Entries provided -
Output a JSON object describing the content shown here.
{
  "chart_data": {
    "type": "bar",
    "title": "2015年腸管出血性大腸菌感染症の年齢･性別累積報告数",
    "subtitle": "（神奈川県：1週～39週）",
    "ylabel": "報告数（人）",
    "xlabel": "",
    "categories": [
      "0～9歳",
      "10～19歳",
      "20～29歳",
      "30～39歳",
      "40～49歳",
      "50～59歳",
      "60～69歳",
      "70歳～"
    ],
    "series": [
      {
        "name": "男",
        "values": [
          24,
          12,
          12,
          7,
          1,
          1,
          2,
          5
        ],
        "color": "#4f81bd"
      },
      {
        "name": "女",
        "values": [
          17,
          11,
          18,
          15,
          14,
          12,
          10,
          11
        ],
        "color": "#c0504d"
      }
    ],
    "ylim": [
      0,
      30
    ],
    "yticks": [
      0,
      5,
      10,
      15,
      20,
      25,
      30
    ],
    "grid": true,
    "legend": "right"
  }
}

Short problem - Write out all the entries exactly.

Result -
Output a JSON object describing the content shown here.
{
  "chart_data": {
    "type": "bar",
    "title": "2015年腸管出血性大腸菌感染症の年齢･性別累積報告数",
    "subtitle": "（神奈川県：1週～39週）",
    "ylabel": "報告数（人）",
    "xlabel": "",
    "categories": [
      "0～9歳",
      "10～19歳",
      "20～29歳",
      "30～39歳",
      "40～49歳",
      "50～59歳",
      "60～69歳",
      "70歳～"
    ],
    "series": [
      {
        "name": "男",
        "values": [
          24,
          12,
          12,
          7,
          1,
          1,
          2,
          5
        ],
        "color": "#4f81bd"
      },
      {
        "name": "女",
        "values": [
          17,
          11,
          18,
          15,
          14,
          12,
          10,
          11
        ],
        "color": "#c0504d"
      }
    ],
    "ylim": [
      0,
      30
    ],
    "yticks": [
      0,
      5,
      10,
      15,
      20,
      25,
      30
    ],
    "grid": true,
    "legend": "right"
  }
}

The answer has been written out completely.